▶ REQUIREMENT
Your task is to restate the data word for word.

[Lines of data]
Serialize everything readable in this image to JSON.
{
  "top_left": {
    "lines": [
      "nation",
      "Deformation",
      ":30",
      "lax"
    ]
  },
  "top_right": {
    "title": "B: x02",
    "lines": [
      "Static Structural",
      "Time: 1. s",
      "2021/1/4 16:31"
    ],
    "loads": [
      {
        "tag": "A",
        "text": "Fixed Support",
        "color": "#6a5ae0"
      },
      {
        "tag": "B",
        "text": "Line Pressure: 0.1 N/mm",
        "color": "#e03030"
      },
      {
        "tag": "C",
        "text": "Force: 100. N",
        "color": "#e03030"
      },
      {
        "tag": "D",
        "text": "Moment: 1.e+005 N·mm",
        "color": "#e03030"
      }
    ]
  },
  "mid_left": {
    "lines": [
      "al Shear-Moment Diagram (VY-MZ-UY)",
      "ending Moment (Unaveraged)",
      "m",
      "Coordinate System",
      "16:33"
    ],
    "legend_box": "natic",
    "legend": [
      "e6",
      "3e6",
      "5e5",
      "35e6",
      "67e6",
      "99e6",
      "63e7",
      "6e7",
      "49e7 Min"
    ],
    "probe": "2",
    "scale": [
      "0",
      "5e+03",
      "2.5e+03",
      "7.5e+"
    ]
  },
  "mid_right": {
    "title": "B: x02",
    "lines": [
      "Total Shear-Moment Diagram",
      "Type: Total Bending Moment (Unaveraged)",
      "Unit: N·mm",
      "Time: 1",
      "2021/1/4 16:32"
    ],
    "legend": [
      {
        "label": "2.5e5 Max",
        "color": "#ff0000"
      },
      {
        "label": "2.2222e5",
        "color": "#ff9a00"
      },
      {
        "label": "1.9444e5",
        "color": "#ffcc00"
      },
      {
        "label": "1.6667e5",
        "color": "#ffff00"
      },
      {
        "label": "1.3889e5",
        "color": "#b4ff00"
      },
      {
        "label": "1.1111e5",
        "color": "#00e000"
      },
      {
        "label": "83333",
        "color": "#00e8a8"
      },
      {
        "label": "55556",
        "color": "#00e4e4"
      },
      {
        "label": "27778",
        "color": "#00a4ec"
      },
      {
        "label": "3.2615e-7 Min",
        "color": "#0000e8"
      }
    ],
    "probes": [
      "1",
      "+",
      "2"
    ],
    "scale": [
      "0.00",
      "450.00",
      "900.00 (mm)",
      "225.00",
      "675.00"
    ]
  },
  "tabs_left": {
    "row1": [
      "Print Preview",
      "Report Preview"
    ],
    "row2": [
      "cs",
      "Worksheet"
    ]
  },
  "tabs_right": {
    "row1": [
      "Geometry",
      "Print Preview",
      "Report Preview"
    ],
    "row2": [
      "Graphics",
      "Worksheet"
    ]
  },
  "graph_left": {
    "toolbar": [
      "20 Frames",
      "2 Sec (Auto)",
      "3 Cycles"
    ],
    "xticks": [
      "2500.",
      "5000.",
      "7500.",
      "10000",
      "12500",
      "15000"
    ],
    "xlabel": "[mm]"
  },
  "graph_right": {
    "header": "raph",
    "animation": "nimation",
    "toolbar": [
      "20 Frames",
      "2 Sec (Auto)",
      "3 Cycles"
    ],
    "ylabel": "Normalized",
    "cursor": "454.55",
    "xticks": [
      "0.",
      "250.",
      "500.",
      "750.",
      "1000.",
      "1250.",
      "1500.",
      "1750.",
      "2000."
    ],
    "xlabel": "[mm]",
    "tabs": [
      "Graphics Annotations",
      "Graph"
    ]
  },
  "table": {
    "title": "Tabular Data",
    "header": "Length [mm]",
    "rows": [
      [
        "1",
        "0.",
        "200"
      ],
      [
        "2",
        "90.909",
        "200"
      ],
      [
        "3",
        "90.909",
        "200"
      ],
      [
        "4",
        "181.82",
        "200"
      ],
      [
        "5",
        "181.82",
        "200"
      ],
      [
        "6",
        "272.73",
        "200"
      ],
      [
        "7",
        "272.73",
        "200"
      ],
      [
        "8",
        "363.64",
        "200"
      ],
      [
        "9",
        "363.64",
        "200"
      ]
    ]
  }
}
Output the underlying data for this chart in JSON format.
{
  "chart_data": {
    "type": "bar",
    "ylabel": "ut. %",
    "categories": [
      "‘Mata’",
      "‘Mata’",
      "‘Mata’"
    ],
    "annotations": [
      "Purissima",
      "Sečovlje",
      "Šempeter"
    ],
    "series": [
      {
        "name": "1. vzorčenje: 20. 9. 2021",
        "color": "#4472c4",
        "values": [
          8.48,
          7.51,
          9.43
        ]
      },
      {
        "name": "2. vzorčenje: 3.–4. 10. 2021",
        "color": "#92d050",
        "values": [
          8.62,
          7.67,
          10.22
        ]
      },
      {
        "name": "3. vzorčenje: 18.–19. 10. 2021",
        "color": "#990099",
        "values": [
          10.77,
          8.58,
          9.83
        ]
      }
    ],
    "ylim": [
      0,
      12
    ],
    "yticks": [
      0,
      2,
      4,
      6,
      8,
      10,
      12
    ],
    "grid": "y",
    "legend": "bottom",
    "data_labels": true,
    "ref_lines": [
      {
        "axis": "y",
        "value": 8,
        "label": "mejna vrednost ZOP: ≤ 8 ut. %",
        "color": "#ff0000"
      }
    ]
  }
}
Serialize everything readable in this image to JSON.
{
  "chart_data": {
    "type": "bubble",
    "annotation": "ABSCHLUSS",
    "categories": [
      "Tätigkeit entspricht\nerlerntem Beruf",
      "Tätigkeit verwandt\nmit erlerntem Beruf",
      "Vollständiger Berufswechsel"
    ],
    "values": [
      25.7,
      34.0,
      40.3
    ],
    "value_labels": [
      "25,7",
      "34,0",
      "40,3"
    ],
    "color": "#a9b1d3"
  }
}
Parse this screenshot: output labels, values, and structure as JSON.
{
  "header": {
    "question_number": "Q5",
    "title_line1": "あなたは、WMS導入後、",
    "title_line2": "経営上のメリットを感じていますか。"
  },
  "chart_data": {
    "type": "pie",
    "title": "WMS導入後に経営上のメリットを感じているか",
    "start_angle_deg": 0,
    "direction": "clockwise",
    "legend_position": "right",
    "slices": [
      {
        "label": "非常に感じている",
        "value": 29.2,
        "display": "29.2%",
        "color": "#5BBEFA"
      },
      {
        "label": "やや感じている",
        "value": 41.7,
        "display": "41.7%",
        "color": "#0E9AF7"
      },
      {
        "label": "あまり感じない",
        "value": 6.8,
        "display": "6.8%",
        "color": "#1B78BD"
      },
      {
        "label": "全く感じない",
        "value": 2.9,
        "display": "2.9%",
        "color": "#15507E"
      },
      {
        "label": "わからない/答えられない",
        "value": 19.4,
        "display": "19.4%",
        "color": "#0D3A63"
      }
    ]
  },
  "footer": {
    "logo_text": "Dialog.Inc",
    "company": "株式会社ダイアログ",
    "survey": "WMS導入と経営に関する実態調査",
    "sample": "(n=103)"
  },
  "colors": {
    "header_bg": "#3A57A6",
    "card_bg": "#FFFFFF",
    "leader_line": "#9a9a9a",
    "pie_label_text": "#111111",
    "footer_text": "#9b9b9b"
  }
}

▶ CORRECT RESULT
Serialize everything readable in this image to JSON.
{
  "top_left": {
    "lines": [
      "nation",
      "Deformation",
      ":30",
      "lax"
    ]
  },
  "top_right": {
    "title": "B: x02",
    "lines": [
      "Static Structural",
      "Time: 1. s",
      "2021/1/4 16:31"
    ],
    "loads": [
      {
        "tag": "A",
        "text": "Fixed Support",
        "color": "#6a5ae0"
      },
      {
        "tag": "B",
        "text": "Line Pressure: 0.1 N/mm",
        "color": "#e03030"
      },
      {
        "tag": "C",
        "text": "Force: 100. N",
        "color": "#e03030"
      },
      {
        "tag": "D",
        "text": "Moment: 1.e+005 N·mm",
        "color": "#e03030"
      }
    ]
  },
  "mid_left": {
    "lines": [
      "al Shear-Moment Diagram (VY-MZ-UY)",
      "ending Moment (Unaveraged)",
      "m",
      "Coordinate System",
      "16:33"
    ],
    "legend_box": "natic",
    "legend": [
      "e6",
      "3e6",
      "5e5",
      "35e6",
      "67e6",
      "99e6",
      "63e7",
      "6e7",
      "49e7 Min"
    ],
    "probe": "2",
    "scale": [
      "0",
      "5e+03",
      "2.5e+03",
      "7.5e+"
    ]
  },
  "mid_right": {
    "title": "B: x02",
    "lines": [
      "Total Shear-Moment Diagram",
      "Type: Total Bending Moment (Unaveraged)",
      "Unit: N·mm",
      "Time: 1",
      "2021/1/4 16:32"
    ],
    "legend": [
      {
        "label": "2.5e5 Max",
        "color": "#ff0000"
      },
      {
        "label": "2.2222e5",
        "color": "#ff9a00"
      },
      {
        "label": "1.9444e5",
        "color": "#ffcc00"
      },
      {
        "label": "1.6667e5",
        "color": "#ffff00"
      },
      {
        "label": "1.3889e5",
        "color": "#b4ff00"
      },
      {
        "label": "1.1111e5",
        "color": "#00e000"
      },
      {
        "label": "83333",
        "color": "#00e8a8"
      },
      {
        "label": "55556",
        "color": "#00e4e4"
      },
      {
        "label": "27778",
        "color": "#00a4ec"
      },
      {
        "label": "3.2615e-7 Min",
        "color": "#0000e8"
      }
    ],
    "probes": [
      "1",
      "+",
      "2"
    ],
    "scale": [
      "0.00",
      "450.00",
      "900.00 (mm)",
      "225.00",
      "675.00"
    ]
  },
  "tabs_left": {
    "row1": [
      "Print Preview",
      "Report Preview"
    ],
    "row2": [
      "cs",
      "Worksheet"
    ]
  },
  "tabs_right": {
    "row1": [
      "Geometry",
      "Print Preview",
      "Report Preview"
    ],
    "row2": [
      "Graphics",
      "Worksheet"
    ]
  },
  "graph_left": {
    "toolbar": [
      "20 Frames",
      "2 Sec (Auto)",
      "3 Cycles"
    ],
    "xticks": [
      "2500.",
      "5000.",
      "7500.",
      "10000",
      "12500",
      "15000"
    ],
    "xlabel": "[mm]"
  },
  "graph_right": {
    "header": "raph",
    "animation": "nimation",
    "toolbar": [
      "20 Frames",
      "2 Sec (Auto)",
      "3 Cycles"
    ],
    "ylabel": "Normalized",
    "cursor": "454.55",
    "xticks": [
      "0.",
      "250.",
      "500.",
      "750.",
      "1000.",
      "1250.",
      "1500.",
      "1750.",
      "2000."
    ],
    "xlabel": "[mm]",
    "tabs": [
      "Graphics Annotations",
      "Graph"
    ]
  },
  "table": {
    "title": "Tabular Data",
    "header": "Length [mm]",
    "rows": [
      [
        "1",
        "0.",
        "200"
      ],
      [
        "2",
        "90.909",
        "200"
      ],
      [
        "3",
        "90.909",
        "200"
      ],
      [
        "4",
        "181.82",
        "200"
      ],
      [
        "5",
        "181.82",
        "200"
      ],
      [
        "6",
        "272.73",
        "200"
      ],
      [
        "7",
        "272.73",
        "200"
      ],
      [
        "8",
        "363.64",
        "200"
      ],
      [
        "9",
        "363.64",
        "200"
      ]
    ]
  }
}
Output the underlying data for this chart in JSON format.
{
  "chart_data": {
    "type": "bar",
    "ylabel": "ut. %",
    "categories": [
      "‘Mata’",
      "‘Mata’",
      "‘Mata’"
    ],
    "annotations": [
      "Purissima",
      "Sečovlje",
      "Šempeter"
    ],
    "series": [
      {
        "name": "1. vzorčenje: 20. 9. 2021",
        "color": "#4472c4",
        "values": [
          8.48,
          7.51,
          9.43
        ]
      },
      {
        "name": "2. vzorčenje: 3.–4. 10. 2021",
        "color": "#92d050",
        "values": [
          8.62,
          7.67,
          10.22
        ]
      },
      {
        "name": "3. vzorčenje: 18.–19. 10. 2021",
        "color": "#990099",
        "values": [
          10.77,
          8.58,
          9.83
        ]
      }
    ],
    "ylim": [
      0,
      12
    ],
    "yticks": [
      0,
      2,
      4,
      6,
      8,
      10,
      12
    ],
    "grid": "y",
    "legend": "bottom",
    "data_labels": true,
    "ref_lines": [
      {
        "axis": "y",
        "value": 8,
        "label": "mejna vrednost ZOP: ≤ 8 ut. %",
        "color": "#ff0000"
      }
    ]
  }
}
Serialize everything readable in this image to JSON.
{
  "chart_data": {
    "type": "bubble",
    "annotation": "ABSCHLUSS",
    "categories": [
      "Tätigkeit entspricht\nerlerntem Beruf",
      "Tätigkeit verwandt\nmit erlerntem Beruf",
      "Vollständiger Berufswechsel"
    ],
    "values": [
      25.7,
      34.0,
      40.3
    ],
    "value_labels": [
      "25,7",
      "34,0",
      "40,3"
    ],
    "color": "#a9b1d3"
  }
}
Parse this screenshot: output labels, values, and structure as JSON.
{
  "header": {
    "question_number": "Q5",
    "title_line1": "あなたは、WMS導入後、",
    "title_line2": "経営上のメリットを感じていますか。"
  },
  "chart_data": {
    "type": "pie",
    "title": "WMS導入後に経営上のメリットを感じているか",
    "start_angle_deg": 0,
    "direction": "clockwise",
    "legend_position": "right",
    "slices": [
      {
        "label": "非常に感じている",
        "value": 29.2,
        "display": "29.2%",
        "color": "#5BBEFA"
      },
      {
        "label": "やや感じている",
        "value": 41.7,
        "display": "41.7%",
        "color": "#0E9AF7"
      },
      {
        "label": "あまり感じない",
        "value": 6.8,
        "display": "6.8%",
        "color": "#1B78BD"
      },
      {
        "label": "全く感じない",
        "value": 2.9,
        "display": "2.9%",
        "color": "#15507E"
      },
      {
        "label": "わからない/答えられない",
        "value": 19.4,
        "display": "19.4%",
        "color": "#0D3A63"
      }
    ]
  },
  "footer": {
    "logo_text": "Dialog.Inc",
    "company": "株式会社ダイアログ",
    "survey": "WMS導入と経営に関する実態調査",
    "sample": "(n=103)"
  },
  "colors": {
    "header_bg": "#3A57A6",
    "card_bg": "#FFFFFF",
    "leader_line": "#9a9a9a",
    "pie_label_text": "#111111",
    "footer_text": "#9b9b9b"
  }
}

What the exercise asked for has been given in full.